RECORDS
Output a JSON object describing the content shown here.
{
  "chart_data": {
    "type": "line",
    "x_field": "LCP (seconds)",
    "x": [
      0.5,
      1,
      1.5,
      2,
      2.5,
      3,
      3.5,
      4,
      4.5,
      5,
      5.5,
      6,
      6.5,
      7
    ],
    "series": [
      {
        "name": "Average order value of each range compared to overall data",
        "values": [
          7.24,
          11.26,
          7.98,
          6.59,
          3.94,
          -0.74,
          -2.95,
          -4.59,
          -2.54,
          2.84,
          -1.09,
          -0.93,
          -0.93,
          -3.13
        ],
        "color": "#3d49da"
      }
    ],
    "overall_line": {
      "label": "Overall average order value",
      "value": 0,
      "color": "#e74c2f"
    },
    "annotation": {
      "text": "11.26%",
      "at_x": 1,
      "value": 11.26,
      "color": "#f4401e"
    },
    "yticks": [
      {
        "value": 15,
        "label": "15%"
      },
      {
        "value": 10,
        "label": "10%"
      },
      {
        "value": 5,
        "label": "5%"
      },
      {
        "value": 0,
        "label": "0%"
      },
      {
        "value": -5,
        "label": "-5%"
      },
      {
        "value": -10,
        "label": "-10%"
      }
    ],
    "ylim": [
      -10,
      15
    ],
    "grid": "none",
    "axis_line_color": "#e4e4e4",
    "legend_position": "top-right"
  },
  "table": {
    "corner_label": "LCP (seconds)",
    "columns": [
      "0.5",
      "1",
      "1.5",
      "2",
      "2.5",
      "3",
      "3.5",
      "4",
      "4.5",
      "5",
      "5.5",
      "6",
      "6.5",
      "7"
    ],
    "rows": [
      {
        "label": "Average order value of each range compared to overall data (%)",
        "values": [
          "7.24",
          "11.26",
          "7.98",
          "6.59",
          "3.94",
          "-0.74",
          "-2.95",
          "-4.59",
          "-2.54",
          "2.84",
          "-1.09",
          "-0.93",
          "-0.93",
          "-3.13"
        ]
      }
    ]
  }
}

PROBLEM REQUIREMENTS
List all lines from the entries that include the word "seconds".

SOLVED PROBLEM
    "x_field": "LCP (seconds)",
    "corner_label": "LCP (seconds)",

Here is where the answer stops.